● **SET EXERCISE**: Select lines where the word "attuale" appears.

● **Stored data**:
+++

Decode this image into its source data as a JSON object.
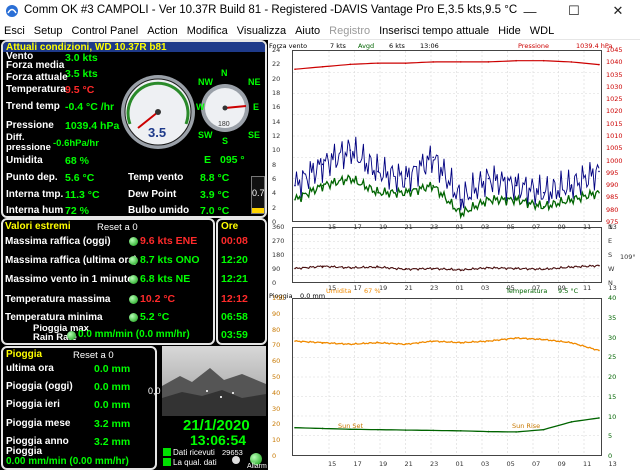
{
  "window": {
    "title": "Comm OK  #3 CAMPOLI - Ver 10.37R Build 81 - Registered  -DAVIS Vantage Pro  E,3.5 kts,9.5 °C",
    "minimize": "—",
    "maximize": "☐",
    "close": "✕"
  },
  "menu": [
    "Esci",
    "Setup",
    "Control Panel",
    "Action",
    "Modifica",
    "Visualizza",
    "Aiuto",
    "Registro",
    "Inserisci tempo attuale",
    "Hide",
    "WDL"
  ],
  "current": {
    "header": "Attuali condizioni, WD 10.37R b81",
    "vento_label": "Vento",
    "vento": "3.0 kts",
    "forza_media_label": "Forza media",
    "forza_media": "3.5 kts",
    "forza_attuale_label": "Forza attuale",
    "temperatura_label": "Temperatura",
    "temperatura": "9.5 °C",
    "trend_temp_label": "Trend temp",
    "trend_temp": "-0.4 °C /hr",
    "pressione_label": "Pressione",
    "pressione": "1039.4 hPa",
    "diff_pressione_label": "Diff. pressione",
    "diff_pressione": "-0.6hPa/hr",
    "umidita_label": "Umidita",
    "umidita": "68 %",
    "punto_dep_label": "Punto dep.",
    "punto_dep": "5.6 °C",
    "interna_temp_label": "Interna tmp.",
    "interna_temp": "11.3 °C",
    "interna_hum_label": "Interna hum",
    "interna_hum": "72 %",
    "temp_vento_label": "Temp vento",
    "temp_vento": "8.8 °C",
    "dew_point_label": "Dew Point",
    "dew_point": "3.9 °C",
    "bulbo_label": "Bulbo umido",
    "bulbo": "7.0 °C",
    "gauge_value": "3.5",
    "compass_dir": "E",
    "compass_deg": "095 °",
    "compass_n": "N",
    "compass_ne": "NE",
    "compass_nw": "NW",
    "compass_s": "S",
    "compass_se": "SE",
    "compass_sw": "SW",
    "compass_e": "E",
    "compass_w": "W",
    "compass_inner": "180",
    "side_value": "0.7"
  },
  "extremes": {
    "header": "Valori estremi",
    "reset": "Reset a 0",
    "ore_header": "Ore",
    "rows": [
      {
        "label": "Massima raffica (oggi)",
        "value": "9.6 kts ENE",
        "time": "00:08",
        "red": true
      },
      {
        "label": "Massima raffica (ultima ora)",
        "value": "8.7 kts ONO",
        "time": "12:20",
        "red": false
      },
      {
        "label": "Massimo vento in 1 minuto",
        "value": "6.8 kts  NE",
        "time": "12:21",
        "red": false
      },
      {
        "label": "Temperatura massima",
        "value": "10.2 °C",
        "time": "12:12",
        "red": true
      },
      {
        "label": "Temperatura minima",
        "value": "5.2 °C",
        "time": "06:58",
        "red": false
      },
      {
        "label": "Pioggia max Rain Rate",
        "value": "0.0 mm/min (0.0 mm/hr)",
        "time": "03:59",
        "red": false
      }
    ]
  },
  "rain": {
    "header": "Pioggia",
    "reset": "Reset a 0",
    "rows": [
      {
        "label": "ultima ora",
        "value": "0.0 mm"
      },
      {
        "label": "Pioggia (oggi)",
        "value": "0.0 mm"
      },
      {
        "label": "Pioggia ieri",
        "value": "0.0 mm"
      },
      {
        "label": "Pioggia mese",
        "value": "3.2 mm"
      },
      {
        "label": "Pioggia anno",
        "value": "3.2 mm"
      }
    ],
    "last_label": "Pioggia",
    "rate": "0.00 mm/min (0.00 mm/hr)"
  },
  "webcam": {
    "side_value": "0,0",
    "date": "21/1/2020",
    "time": "13:06:54",
    "dati_ricevuti_label": "Dati ricevuti",
    "dati_ricevuti": "29653",
    "qual_label": "La qual. dati",
    "allarm_label": "Allarm"
  },
  "chart_top": {
    "label_left": "Forza vento",
    "kts": "7 kts",
    "avgd_label": "Avgd",
    "avgd": "6 kts",
    "time": "13:06",
    "pressione_label": "Pressione",
    "pressione": "1039.4 hPa",
    "colors": {
      "wind": "#000080",
      "avg": "#006400",
      "pressure": "#cc0000"
    }
  },
  "chart_mid": {
    "value": "109°",
    "colors": {
      "dir": "#4a1010"
    }
  },
  "chart_bottom": {
    "pioggia_label": "Pioggia",
    "pioggia": "0.0 mm",
    "umidita_label": "Umidita",
    "umidita": "67 %",
    "temperatura_label": "Temperatura",
    "temperatura": "9.5 °C",
    "sun_rise": "Sun Rise",
    "sun_set": "Sun Set",
    "colors": {
      "humidity": "#f08a00",
      "temp": "#006400"
    }
  },
  "chart_data": [
    {
      "type": "line",
      "title": "Forza vento / Pressione",
      "x": [
        "15",
        "17",
        "19",
        "21",
        "23",
        "01",
        "03",
        "05",
        "07",
        "09",
        "11",
        "13"
      ],
      "ylim": [
        0,
        24
      ],
      "y2lim": [
        975,
        1045
      ],
      "y_ticks": [
        "0",
        "2",
        "4",
        "6",
        "8",
        "10",
        "12",
        "14",
        "16",
        "18",
        "20",
        "22",
        "24"
      ],
      "y2_ticks": [
        "975",
        "980",
        "985",
        "990",
        "995",
        "1000",
        "1005",
        "1010",
        "1015",
        "1020",
        "1025",
        "1030",
        "1035",
        "1040",
        "1045"
      ],
      "series": [
        {
          "name": "Forza vento",
          "values": [
            5,
            8,
            10,
            7,
            6,
            9,
            3,
            6,
            5,
            4,
            5,
            7
          ]
        },
        {
          "name": "Avgd",
          "values": [
            3,
            5,
            6,
            4,
            4,
            5,
            1,
            3,
            3,
            2,
            3,
            4
          ]
        },
        {
          "name": "Pressione",
          "values": [
            1037.5,
            1038.5,
            1039.5,
            1040,
            1040,
            1040.5,
            1040.5,
            1040.5,
            1041,
            1041,
            1040.5,
            1039.4
          ]
        }
      ]
    },
    {
      "type": "line",
      "title": "Direzione vento",
      "x": [
        "15",
        "17",
        "19",
        "21",
        "23",
        "01",
        "03",
        "05",
        "07",
        "09",
        "11",
        "13"
      ],
      "ylim": [
        0,
        360
      ],
      "y_ticks": [
        "0",
        "45",
        "90",
        "135",
        "180",
        "225",
        "270",
        "315",
        "360"
      ],
      "y_ticks_right": [
        "N",
        "W",
        "S",
        "E",
        "N"
      ],
      "series": [
        {
          "name": "Direzione",
          "values": [
            90,
            105,
            95,
            100,
            85,
            90,
            80,
            95,
            90,
            85,
            100,
            109
          ]
        }
      ]
    },
    {
      "type": "line",
      "title": "Umidita / Temperatura",
      "x": [
        "15",
        "17",
        "19",
        "21",
        "23",
        "01",
        "03",
        "05",
        "07",
        "09",
        "11",
        "13"
      ],
      "ylim": [
        0,
        100
      ],
      "y2lim": [
        0,
        40
      ],
      "y_ticks": [
        "0",
        "10",
        "20",
        "30",
        "40",
        "50",
        "60",
        "70",
        "80",
        "90",
        "100"
      ],
      "y2_ticks": [
        "0",
        "5",
        "10",
        "15",
        "20",
        "25",
        "30",
        "35",
        "40"
      ],
      "series": [
        {
          "name": "Umidita",
          "values": [
            73,
            72,
            71,
            72,
            71,
            73,
            72,
            73,
            75,
            74,
            72,
            67
          ]
        },
        {
          "name": "Temperatura",
          "values": [
            7,
            6.8,
            6.6,
            6.5,
            6.4,
            6.3,
            6.2,
            6.0,
            5.9,
            6.5,
            8.5,
            9.5
          ]
        }
      ]
    }
  ]
}
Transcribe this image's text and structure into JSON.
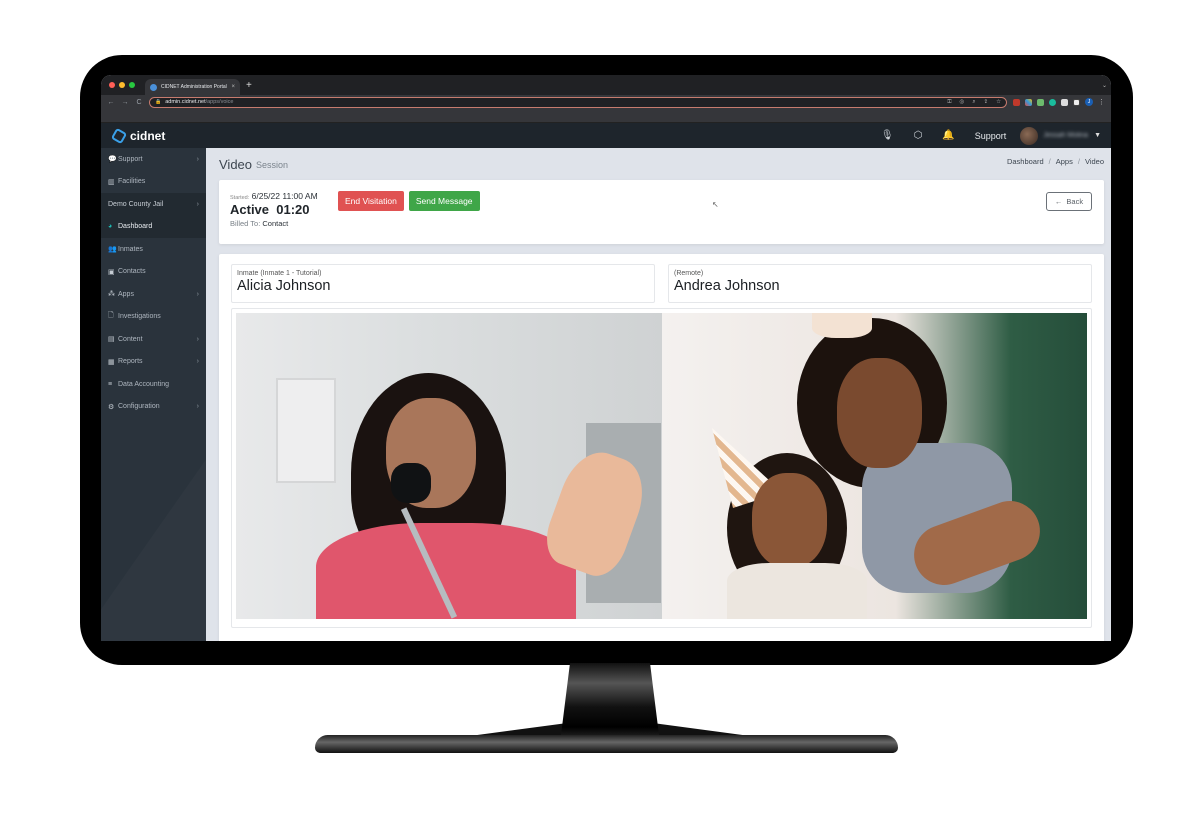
{
  "browser": {
    "tab_title": "CIDNET Administration Portal",
    "tab_close": "×",
    "new_tab": "+",
    "url_host": "admin.cidnet.net",
    "url_path": "/apps/voice",
    "nav": {
      "back": "←",
      "forward": "→",
      "reload": "C"
    },
    "lock": "🔒",
    "omni_icons": [
      "key-icon",
      "translate-icon",
      "zoom-icon",
      "share-icon",
      "star-icon"
    ],
    "profile_initial": "J",
    "menu": "⋮",
    "tab_search": "⌄"
  },
  "header": {
    "logo_text": "cidnet",
    "support_label": "Support",
    "user_name": "Jessah Molina",
    "caret": "▼",
    "icons": {
      "mic": "🎙",
      "cube": "⬡",
      "bell": "🔔"
    }
  },
  "sidebar": {
    "items": [
      {
        "label": "Support",
        "icon": "💬",
        "chevron": "›"
      },
      {
        "label": "Facilities",
        "icon": "▥",
        "chevron": ""
      },
      {
        "label": "Demo County Jail",
        "icon": "",
        "chevron": "›"
      },
      {
        "label": "Dashboard",
        "icon": "◕",
        "chevron": ""
      },
      {
        "label": "Inmates",
        "icon": "👥",
        "chevron": ""
      },
      {
        "label": "Contacts",
        "icon": "▣",
        "chevron": ""
      },
      {
        "label": "Apps",
        "icon": "⁂",
        "chevron": "›"
      },
      {
        "label": "Investigations",
        "icon": "🗋",
        "chevron": ""
      },
      {
        "label": "Content",
        "icon": "▤",
        "chevron": "›"
      },
      {
        "label": "Reports",
        "icon": "▦",
        "chevron": "›"
      },
      {
        "label": "Data Accounting",
        "icon": "≡",
        "chevron": ""
      },
      {
        "label": "Configuration",
        "icon": "⚙",
        "chevron": "›"
      }
    ]
  },
  "page": {
    "title": "Video",
    "subtitle": "Session",
    "breadcrumb": [
      "Dashboard",
      "Apps",
      "Video"
    ],
    "crumb_sep": "/"
  },
  "session": {
    "started_label": "Started:",
    "started_value": "6/25/22 11:00 AM",
    "status": "Active",
    "elapsed": "01:20",
    "billed_label": "Billed To:",
    "billed_value": "Contact",
    "end_button": "End Visitation",
    "message_button": "Send Message",
    "back_button": "Back",
    "back_arrow": "←",
    "cursor": "↖",
    "colors": {
      "danger": "#e05252",
      "success": "#3fa648"
    }
  },
  "parties": {
    "inmate": {
      "label": "Inmate (Inmate 1 - Tutorial)",
      "name": "Alicia Johnson"
    },
    "remote": {
      "label": "(Remote)",
      "name": "Andrea Johnson"
    }
  }
}
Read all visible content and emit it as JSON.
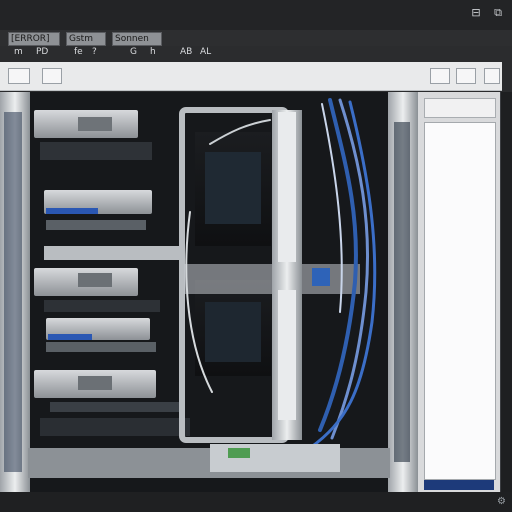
{
  "window": {
    "title_icons": [
      "minimize-icon",
      "restore-icon"
    ]
  },
  "menu": {
    "items": [
      "[ERROR]",
      "Gstm",
      "Sonnen"
    ]
  },
  "toolbar2": {
    "items": [
      "m",
      "PD",
      "fe",
      "?",
      "G",
      "h",
      "AB",
      "AL"
    ]
  },
  "ribbon": {
    "buttons": [
      "",
      "",
      "",
      ""
    ]
  },
  "panel": {
    "status_text": ""
  }
}
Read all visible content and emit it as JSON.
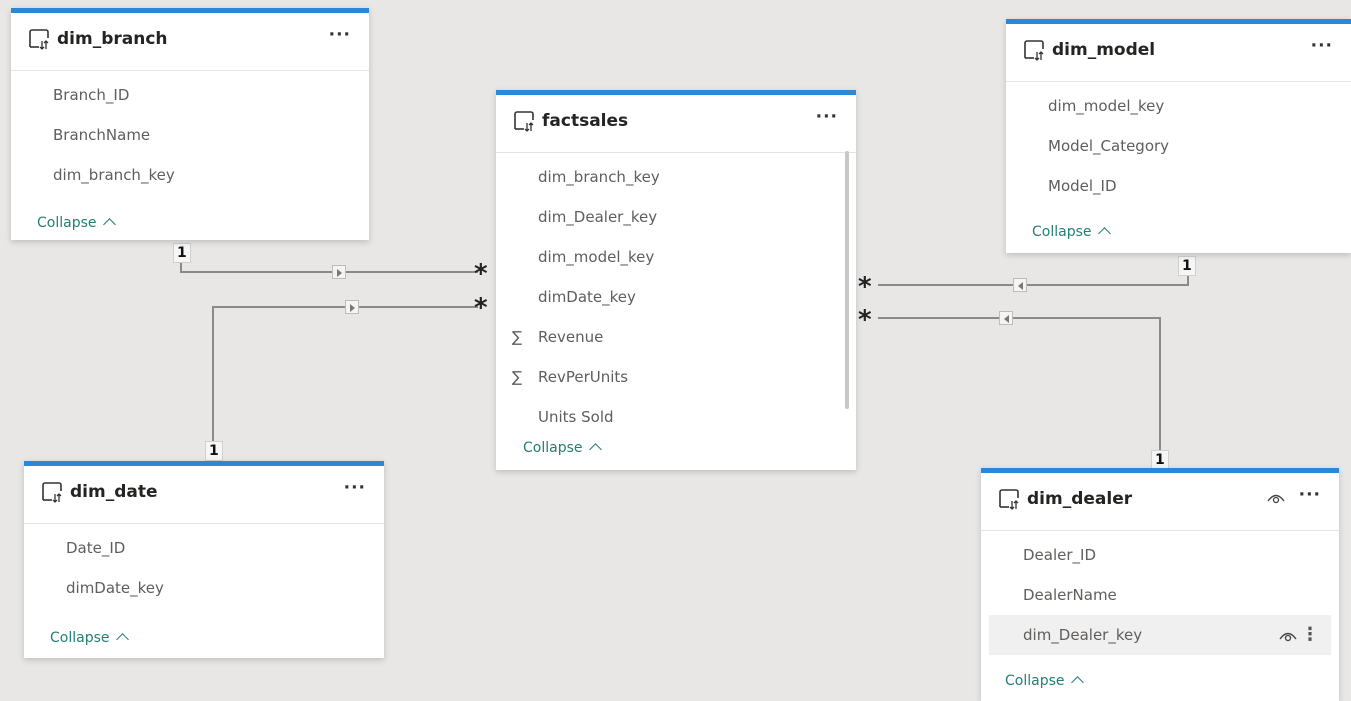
{
  "tables": {
    "dim_branch": {
      "title": "dim_branch",
      "fields": [
        "Branch_ID",
        "BranchName",
        "dim_branch_key"
      ],
      "collapse": "Collapse"
    },
    "factsales": {
      "title": "factsales",
      "fields": [
        "dim_branch_key",
        "dim_Dealer_key",
        "dim_model_key",
        "dimDate_key",
        "Revenue",
        "RevPerUnits",
        "Units Sold"
      ],
      "measure_symbol": "∑",
      "collapse": "Collapse"
    },
    "dim_model": {
      "title": "dim_model",
      "fields": [
        "dim_model_key",
        "Model_Category",
        "Model_ID"
      ],
      "collapse": "Collapse"
    },
    "dim_date": {
      "title": "dim_date",
      "fields": [
        "Date_ID",
        "dimDate_key"
      ],
      "collapse": "Collapse"
    },
    "dim_dealer": {
      "title": "dim_dealer",
      "fields": [
        "Dealer_ID",
        "DealerName",
        "dim_Dealer_key"
      ],
      "collapse": "Collapse"
    }
  },
  "more_glyph": "···",
  "vmore_glyph": "⋮",
  "cardinality": {
    "one": "1",
    "many": "*"
  },
  "relationships": [
    {
      "from": "dim_branch",
      "to": "factsales",
      "from_card": "1",
      "to_card": "*"
    },
    {
      "from": "dim_date",
      "to": "factsales",
      "from_card": "1",
      "to_card": "*"
    },
    {
      "from": "dim_model",
      "to": "factsales",
      "from_card": "1",
      "to_card": "*"
    },
    {
      "from": "dim_dealer",
      "to": "factsales",
      "from_card": "1",
      "to_card": "*"
    }
  ],
  "colors": {
    "header_accent": "#2b88d8",
    "background": "#e8e7e5",
    "line": "#8a8a8a",
    "collapse_link": "#257e73"
  },
  "icons": {
    "table": "table-icon",
    "eye": "eye-icon",
    "more": "more-options-icon",
    "arrow": "filter-direction-arrow-icon",
    "sigma": "sum-measure-icon"
  }
}
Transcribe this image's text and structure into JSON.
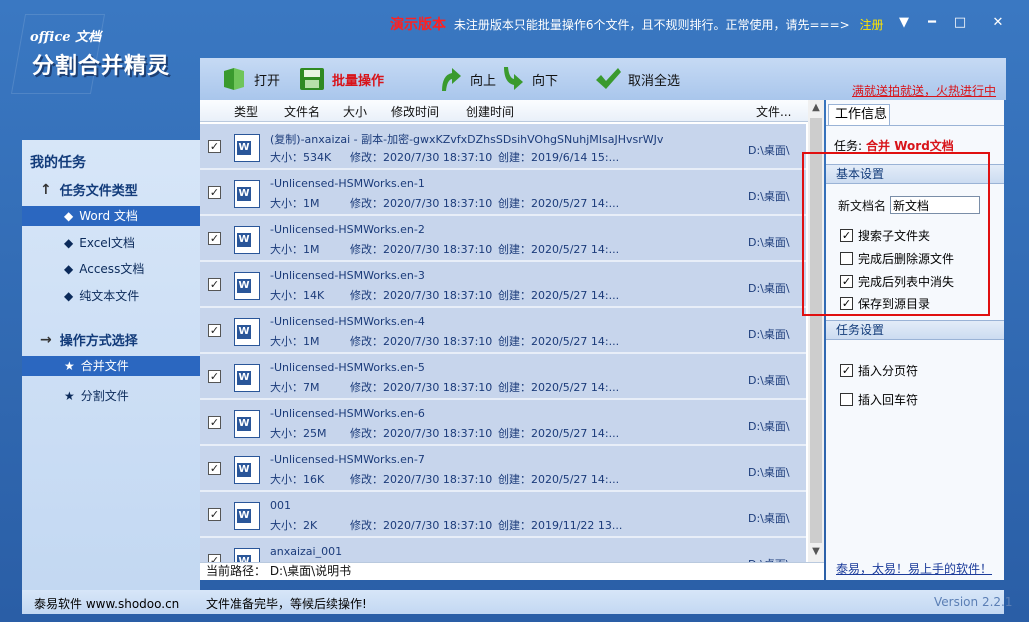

+++

● **REPLY TO THE TASK**:
    "Inserisci tempo attuale",
    "forza_attuale_label": "Forza attuale",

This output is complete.